◆ What this task involves ◆
Return all of the entries exactly, with nothing added or left out.

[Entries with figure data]
**********

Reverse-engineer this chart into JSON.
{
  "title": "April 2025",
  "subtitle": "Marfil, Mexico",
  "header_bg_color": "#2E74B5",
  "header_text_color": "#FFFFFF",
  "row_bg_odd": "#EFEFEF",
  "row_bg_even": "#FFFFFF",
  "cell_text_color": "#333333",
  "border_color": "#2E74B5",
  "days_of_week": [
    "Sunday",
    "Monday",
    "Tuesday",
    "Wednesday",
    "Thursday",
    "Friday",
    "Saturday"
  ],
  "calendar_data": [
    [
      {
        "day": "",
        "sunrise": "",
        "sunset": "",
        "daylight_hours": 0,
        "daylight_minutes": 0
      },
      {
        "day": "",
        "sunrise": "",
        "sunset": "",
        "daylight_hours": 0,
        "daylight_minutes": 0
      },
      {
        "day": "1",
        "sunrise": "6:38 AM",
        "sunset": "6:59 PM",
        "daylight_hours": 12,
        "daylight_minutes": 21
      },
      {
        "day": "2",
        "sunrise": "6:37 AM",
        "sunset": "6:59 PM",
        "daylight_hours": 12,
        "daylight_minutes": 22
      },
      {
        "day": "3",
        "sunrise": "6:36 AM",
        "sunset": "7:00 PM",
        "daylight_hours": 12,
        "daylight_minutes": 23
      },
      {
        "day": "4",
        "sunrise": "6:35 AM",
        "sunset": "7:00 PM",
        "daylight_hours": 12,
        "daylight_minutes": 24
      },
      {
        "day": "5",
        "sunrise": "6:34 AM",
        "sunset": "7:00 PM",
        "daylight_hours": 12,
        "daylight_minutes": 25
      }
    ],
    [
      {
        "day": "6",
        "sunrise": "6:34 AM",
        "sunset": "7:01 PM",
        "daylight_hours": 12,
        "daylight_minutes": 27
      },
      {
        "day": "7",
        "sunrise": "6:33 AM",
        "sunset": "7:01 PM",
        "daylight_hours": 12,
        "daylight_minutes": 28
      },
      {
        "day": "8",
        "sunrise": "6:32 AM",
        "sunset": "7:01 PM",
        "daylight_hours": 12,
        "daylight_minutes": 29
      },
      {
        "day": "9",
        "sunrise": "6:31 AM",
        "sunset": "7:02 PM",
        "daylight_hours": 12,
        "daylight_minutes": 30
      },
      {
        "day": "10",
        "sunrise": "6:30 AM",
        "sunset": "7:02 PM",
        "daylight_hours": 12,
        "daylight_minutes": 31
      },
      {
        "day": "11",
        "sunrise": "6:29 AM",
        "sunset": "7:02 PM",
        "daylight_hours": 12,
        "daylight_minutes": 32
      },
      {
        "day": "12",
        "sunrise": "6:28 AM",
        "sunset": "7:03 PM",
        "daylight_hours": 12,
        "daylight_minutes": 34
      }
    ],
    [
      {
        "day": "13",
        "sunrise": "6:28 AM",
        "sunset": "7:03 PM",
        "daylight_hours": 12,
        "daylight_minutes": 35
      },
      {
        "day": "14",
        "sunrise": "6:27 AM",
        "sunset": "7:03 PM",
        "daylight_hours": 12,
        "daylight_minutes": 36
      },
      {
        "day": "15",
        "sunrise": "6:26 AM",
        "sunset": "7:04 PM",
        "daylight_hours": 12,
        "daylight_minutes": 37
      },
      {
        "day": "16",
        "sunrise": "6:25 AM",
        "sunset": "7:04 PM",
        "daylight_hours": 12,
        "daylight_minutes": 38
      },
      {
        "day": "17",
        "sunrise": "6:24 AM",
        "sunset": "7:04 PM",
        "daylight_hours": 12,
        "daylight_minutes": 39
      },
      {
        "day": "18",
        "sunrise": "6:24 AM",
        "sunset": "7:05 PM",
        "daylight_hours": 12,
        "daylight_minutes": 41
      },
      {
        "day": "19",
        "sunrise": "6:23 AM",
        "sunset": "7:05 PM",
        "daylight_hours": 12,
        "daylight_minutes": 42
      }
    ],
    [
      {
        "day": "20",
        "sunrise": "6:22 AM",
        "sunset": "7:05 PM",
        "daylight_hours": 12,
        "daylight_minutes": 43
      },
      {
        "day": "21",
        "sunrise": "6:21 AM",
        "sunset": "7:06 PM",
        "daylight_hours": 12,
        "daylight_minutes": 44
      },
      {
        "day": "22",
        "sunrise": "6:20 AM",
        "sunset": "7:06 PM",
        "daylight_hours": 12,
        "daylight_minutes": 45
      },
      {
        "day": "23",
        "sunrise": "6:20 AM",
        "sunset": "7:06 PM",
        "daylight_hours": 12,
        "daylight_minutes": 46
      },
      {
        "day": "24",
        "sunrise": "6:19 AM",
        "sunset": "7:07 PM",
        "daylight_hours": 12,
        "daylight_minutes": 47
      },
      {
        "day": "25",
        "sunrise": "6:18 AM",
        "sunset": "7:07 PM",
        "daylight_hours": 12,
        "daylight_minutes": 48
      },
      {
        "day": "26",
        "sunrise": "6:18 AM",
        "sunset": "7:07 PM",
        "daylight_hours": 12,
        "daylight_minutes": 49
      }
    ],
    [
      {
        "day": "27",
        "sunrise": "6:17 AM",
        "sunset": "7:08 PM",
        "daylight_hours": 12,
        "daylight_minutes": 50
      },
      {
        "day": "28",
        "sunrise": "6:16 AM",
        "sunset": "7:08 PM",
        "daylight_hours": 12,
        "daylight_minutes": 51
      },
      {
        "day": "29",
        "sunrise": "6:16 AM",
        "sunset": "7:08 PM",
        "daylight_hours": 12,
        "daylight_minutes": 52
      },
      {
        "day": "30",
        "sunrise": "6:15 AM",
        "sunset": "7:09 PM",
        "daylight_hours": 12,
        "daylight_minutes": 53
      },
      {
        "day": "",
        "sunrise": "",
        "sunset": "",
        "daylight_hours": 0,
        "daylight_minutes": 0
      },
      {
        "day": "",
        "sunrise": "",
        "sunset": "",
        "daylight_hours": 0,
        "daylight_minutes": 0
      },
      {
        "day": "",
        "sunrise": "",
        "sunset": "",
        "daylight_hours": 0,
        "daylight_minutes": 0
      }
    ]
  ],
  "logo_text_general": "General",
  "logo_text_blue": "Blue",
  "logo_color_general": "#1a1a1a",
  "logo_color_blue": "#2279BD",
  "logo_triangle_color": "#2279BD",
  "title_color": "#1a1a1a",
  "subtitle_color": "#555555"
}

**********

◆ Full answer ◆
Reverse-engineer this chart into JSON.
{
  "title": "April 2025",
  "subtitle": "Marfil, Mexico",
  "header_bg_color": "#2E74B5",
  "header_text_color": "#FFFFFF",
  "row_bg_odd": "#EFEFEF",
  "row_bg_even": "#FFFFFF",
  "cell_text_color": "#333333",
  "border_color": "#2E74B5",
  "days_of_week": [
    "Sunday",
    "Monday",
    "Tuesday",
    "Wednesday",
    "Thursday",
    "Friday",
    "Saturday"
  ],
  "calendar_data": [
    [
      {
        "day": "",
        "sunrise": "",
        "sunset": "",
        "daylight_hours": 0,
        "daylight_minutes": 0
      },
      {
        "day": "",
        "sunrise": "",
        "sunset": "",
        "daylight_hours": 0,
        "daylight_minutes": 0
      },
      {
        "day": "1",
        "sunrise": "6:38 AM",
        "sunset": "6:59 PM",
        "daylight_hours": 12,
        "daylight_minutes": 21
      },
      {
        "day": "2",
        "sunrise": "6:37 AM",
        "sunset": "6:59 PM",
        "daylight_hours": 12,
        "daylight_minutes": 22
      },
      {
        "day": "3",
        "sunrise": "6:36 AM",
        "sunset": "7:00 PM",
        "daylight_hours": 12,
        "daylight_minutes": 23
      },
      {
        "day": "4",
        "sunrise": "6:35 AM",
        "sunset": "7:00 PM",
        "daylight_hours": 12,
        "daylight_minutes": 24
      },
      {
        "day": "5",
        "sunrise": "6:34 AM",
        "sunset": "7:00 PM",
        "daylight_hours": 12,
        "daylight_minutes": 25
      }
    ],
    [
      {
        "day": "6",
        "sunrise": "6:34 AM",
        "sunset": "7:01 PM",
        "daylight_hours": 12,
        "daylight_minutes": 27
      },
      {
        "day": "7",
        "sunrise": "6:33 AM",
        "sunset": "7:01 PM",
        "daylight_hours": 12,
        "daylight_minutes": 28
      },
      {
        "day": "8",
        "sunrise": "6:32 AM",
        "sunset": "7:01 PM",
        "daylight_hours": 12,
        "daylight_minutes": 29
      },
      {
        "day": "9",
        "sunrise": "6:31 AM",
        "sunset": "7:02 PM",
        "daylight_hours": 12,
        "daylight_minutes": 30
      },
      {
        "day": "10",
        "sunrise": "6:30 AM",
        "sunset": "7:02 PM",
        "daylight_hours": 12,
        "daylight_minutes": 31
      },
      {
        "day": "11",
        "sunrise": "6:29 AM",
        "sunset": "7:02 PM",
        "daylight_hours": 12,
        "daylight_minutes": 32
      },
      {
        "day": "12",
        "sunrise": "6:28 AM",
        "sunset": "7:03 PM",
        "daylight_hours": 12,
        "daylight_minutes": 34
      }
    ],
    [
      {
        "day": "13",
        "sunrise": "6:28 AM",
        "sunset": "7:03 PM",
        "daylight_hours": 12,
        "daylight_minutes": 35
      },
      {
        "day": "14",
        "sunrise": "6:27 AM",
        "sunset": "7:03 PM",
        "daylight_hours": 12,
        "daylight_minutes": 36
      },
      {
        "day": "15",
        "sunrise": "6:26 AM",
        "sunset": "7:04 PM",
        "daylight_hours": 12,
        "daylight_minutes": 37
      },
      {
        "day": "16",
        "sunrise": "6:25 AM",
        "sunset": "7:04 PM",
        "daylight_hours": 12,
        "daylight_minutes": 38
      },
      {
        "day": "17",
        "sunrise": "6:24 AM",
        "sunset": "7:04 PM",
        "daylight_hours": 12,
        "daylight_minutes": 39
      },
      {
        "day": "18",
        "sunrise": "6:24 AM",
        "sunset": "7:05 PM",
        "daylight_hours": 12,
        "daylight_minutes": 41
      },
      {
        "day": "19",
        "sunrise": "6:23 AM",
        "sunset": "7:05 PM",
        "daylight_hours": 12,
        "daylight_minutes": 42
      }
    ],
    [
      {
        "day": "20",
        "sunrise": "6:22 AM",
        "sunset": "7:05 PM",
        "daylight_hours": 12,
        "daylight_minutes": 43
      },
      {
        "day": "21",
        "sunrise": "6:21 AM",
        "sunset": "7:06 PM",
        "daylight_hours": 12,
        "daylight_minutes": 44
      },
      {
        "day": "22",
        "sunrise": "6:20 AM",
        "sunset": "7:06 PM",
        "daylight_hours": 12,
        "daylight_minutes": 45
      },
      {
        "day": "23",
        "sunrise": "6:20 AM",
        "sunset": "7:06 PM",
        "daylight_hours": 12,
        "daylight_minutes": 46
      },
      {
        "day": "24",
        "sunrise": "6:19 AM",
        "sunset": "7:07 PM",
        "daylight_hours": 12,
        "daylight_minutes": 47
      },
      {
        "day": "25",
        "sunrise": "6:18 AM",
        "sunset": "7:07 PM",
        "daylight_hours": 12,
        "daylight_minutes": 48
      },
      {
        "day": "26",
        "sunrise": "6:18 AM",
        "sunset": "7:07 PM",
        "daylight_hours": 12,
        "daylight_minutes": 49
      }
    ],
    [
      {
        "day": "27",
        "sunrise": "6:17 AM",
        "sunset": "7:08 PM",
        "daylight_hours": 12,
        "daylight_minutes": 50
      },
      {
        "day": "28",
        "sunrise": "6:16 AM",
        "sunset": "7:08 PM",
        "daylight_hours": 12,
        "daylight_minutes": 51
      },
      {
        "day": "29",
        "sunrise": "6:16 AM",
        "sunset": "7:08 PM",
        "daylight_hours": 12,
        "daylight_minutes": 52
      },
      {
        "day": "30",
        "sunrise": "6:15 AM",
        "sunset": "7:09 PM",
        "daylight_hours": 12,
        "daylight_minutes": 53
      },
      {
        "day": "",
        "sunrise": "",
        "sunset": "",
        "daylight_hours": 0,
        "daylight_minutes": 0
      },
      {
        "day": "",
        "sunrise": "",
        "sunset": "",
        "daylight_hours": 0,
        "daylight_minutes": 0
      },
      {
        "day": "",
        "sunrise": "",
        "sunset": "",
        "daylight_hours": 0,
        "daylight_minutes": 0
      }
    ]
  ],
  "logo_text_general": "General",
  "logo_text_blue": "Blue",
  "logo_color_general": "#1a1a1a",
  "logo_color_blue": "#2279BD",
  "logo_triangle_color": "#2279BD",
  "title_color": "#1a1a1a",
  "subtitle_color": "#555555"
}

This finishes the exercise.